-- start Available records --

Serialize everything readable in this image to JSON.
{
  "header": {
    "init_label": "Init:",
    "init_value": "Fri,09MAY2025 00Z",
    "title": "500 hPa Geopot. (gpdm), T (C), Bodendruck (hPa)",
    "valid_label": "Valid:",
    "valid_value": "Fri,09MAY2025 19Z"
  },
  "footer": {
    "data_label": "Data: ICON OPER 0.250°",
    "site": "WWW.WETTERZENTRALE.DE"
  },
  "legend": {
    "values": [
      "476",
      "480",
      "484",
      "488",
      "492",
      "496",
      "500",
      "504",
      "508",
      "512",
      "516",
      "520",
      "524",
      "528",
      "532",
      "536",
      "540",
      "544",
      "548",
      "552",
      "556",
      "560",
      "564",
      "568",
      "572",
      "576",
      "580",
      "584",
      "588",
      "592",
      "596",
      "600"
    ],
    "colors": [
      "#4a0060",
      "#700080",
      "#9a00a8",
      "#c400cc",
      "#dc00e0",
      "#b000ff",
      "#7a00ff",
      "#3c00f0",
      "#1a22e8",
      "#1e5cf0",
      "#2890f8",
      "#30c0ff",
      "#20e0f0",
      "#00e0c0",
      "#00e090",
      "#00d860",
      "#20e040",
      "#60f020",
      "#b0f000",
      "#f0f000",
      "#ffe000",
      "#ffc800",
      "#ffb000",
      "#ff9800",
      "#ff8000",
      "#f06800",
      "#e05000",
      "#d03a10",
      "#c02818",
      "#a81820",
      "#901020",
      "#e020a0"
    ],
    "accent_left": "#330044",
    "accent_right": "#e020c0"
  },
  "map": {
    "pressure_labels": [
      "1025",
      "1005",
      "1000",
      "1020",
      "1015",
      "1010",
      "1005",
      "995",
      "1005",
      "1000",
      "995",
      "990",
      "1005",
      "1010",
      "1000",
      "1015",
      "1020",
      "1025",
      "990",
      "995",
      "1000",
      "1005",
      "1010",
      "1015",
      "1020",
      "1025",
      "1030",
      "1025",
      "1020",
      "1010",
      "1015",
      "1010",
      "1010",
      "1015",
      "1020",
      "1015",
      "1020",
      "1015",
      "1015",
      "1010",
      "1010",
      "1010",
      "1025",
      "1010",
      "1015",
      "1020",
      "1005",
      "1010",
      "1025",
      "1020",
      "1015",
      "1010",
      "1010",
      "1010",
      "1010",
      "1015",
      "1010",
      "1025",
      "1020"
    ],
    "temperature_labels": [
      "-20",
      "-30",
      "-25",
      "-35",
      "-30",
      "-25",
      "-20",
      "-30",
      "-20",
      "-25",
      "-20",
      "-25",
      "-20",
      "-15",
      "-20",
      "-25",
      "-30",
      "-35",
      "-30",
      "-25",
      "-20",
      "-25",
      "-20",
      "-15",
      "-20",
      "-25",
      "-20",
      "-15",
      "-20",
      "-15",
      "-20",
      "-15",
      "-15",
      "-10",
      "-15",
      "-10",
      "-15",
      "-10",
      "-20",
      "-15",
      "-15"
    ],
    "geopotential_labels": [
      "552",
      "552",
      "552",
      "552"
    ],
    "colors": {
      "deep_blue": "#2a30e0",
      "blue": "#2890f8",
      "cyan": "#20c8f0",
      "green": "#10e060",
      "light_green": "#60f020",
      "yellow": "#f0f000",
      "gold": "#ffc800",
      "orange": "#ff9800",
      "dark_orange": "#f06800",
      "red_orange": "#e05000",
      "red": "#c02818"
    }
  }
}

-- end Available records --

▸ Set problem:
The records above are to be copied in full, exactly as written.

▸ Worked solution:
Serialize everything readable in this image to JSON.
{
  "header": {
    "init_label": "Init:",
    "init_value": "Fri,09MAY2025 00Z",
    "title": "500 hPa Geopot. (gpdm), T (C), Bodendruck (hPa)",
    "valid_label": "Valid:",
    "valid_value": "Fri,09MAY2025 19Z"
  },
  "footer": {
    "data_label": "Data: ICON OPER 0.250°",
    "site": "WWW.WETTERZENTRALE.DE"
  },
  "legend": {
    "values": [
      "476",
      "480",
      "484",
      "488",
      "492",
      "496",
      "500",
      "504",
      "508",
      "512",
      "516",
      "520",
      "524",
      "528",
      "532",
      "536",
      "540",
      "544",
      "548",
      "552",
      "556",
      "560",
      "564",
      "568",
      "572",
      "576",
      "580",
      "584",
      "588",
      "592",
      "596",
      "600"
    ],
    "colors": [
      "#4a0060",
      "#700080",
      "#9a00a8",
      "#c400cc",
      "#dc00e0",
      "#b000ff",
      "#7a00ff",
      "#3c00f0",
      "#1a22e8",
      "#1e5cf0",
      "#2890f8",
      "#30c0ff",
      "#20e0f0",
      "#00e0c0",
      "#00e090",
      "#00d860",
      "#20e040",
      "#60f020",
      "#b0f000",
      "#f0f000",
      "#ffe000",
      "#ffc800",
      "#ffb000",
      "#ff9800",
      "#ff8000",
      "#f06800",
      "#e05000",
      "#d03a10",
      "#c02818",
      "#a81820",
      "#901020",
      "#e020a0"
    ],
    "accent_left": "#330044",
    "accent_right": "#e020c0"
  },
  "map": {
    "pressure_labels": [
      "1025",
      "1005",
      "1000",
      "1020",
      "1015",
      "1010",
      "1005",
      "995",
      "1005",
      "1000",
      "995",
      "990",
      "1005",
      "1010",
      "1000",
      "1015",
      "1020",
      "1025",
      "990",
      "995",
      "1000",
      "1005",
      "1010",
      "1015",
      "1020",
      "1025",
      "1030",
      "1025",
      "1020",
      "1010",
      "1015",
      "1010",
      "1010",
      "1015",
      "1020",
      "1015",
      "1020",
      "1015",
      "1015",
      "1010",
      "1010",
      "1010",
      "1025",
      "1010",
      "1015",
      "1020",
      "1005",
      "1010",
      "1025",
      "1020",
      "1015",
      "1010",
      "1010",
      "1010",
      "1010",
      "1015",
      "1010",
      "1025",
      "1020"
    ],
    "temperature_labels": [
      "-20",
      "-30",
      "-25",
      "-35",
      "-30",
      "-25",
      "-20",
      "-30",
      "-20",
      "-25",
      "-20",
      "-25",
      "-20",
      "-15",
      "-20",
      "-25",
      "-30",
      "-35",
      "-30",
      "-25",
      "-20",
      "-25",
      "-20",
      "-15",
      "-20",
      "-25",
      "-20",
      "-15",
      "-20",
      "-15",
      "-20",
      "-15",
      "-15",
      "-10",
      "-15",
      "-10",
      "-15",
      "-10",
      "-20",
      "-15",
      "-15"
    ],
    "geopotential_labels": [
      "552",
      "552",
      "552",
      "552"
    ],
    "colors": {
      "deep_blue": "#2a30e0",
      "blue": "#2890f8",
      "cyan": "#20c8f0",
      "green": "#10e060",
      "light_green": "#60f020",
      "yellow": "#f0f000",
      "gold": "#ffc800",
      "orange": "#ff9800",
      "dark_orange": "#f06800",
      "red_orange": "#e05000",
      "red": "#c02818"
    }
  }
}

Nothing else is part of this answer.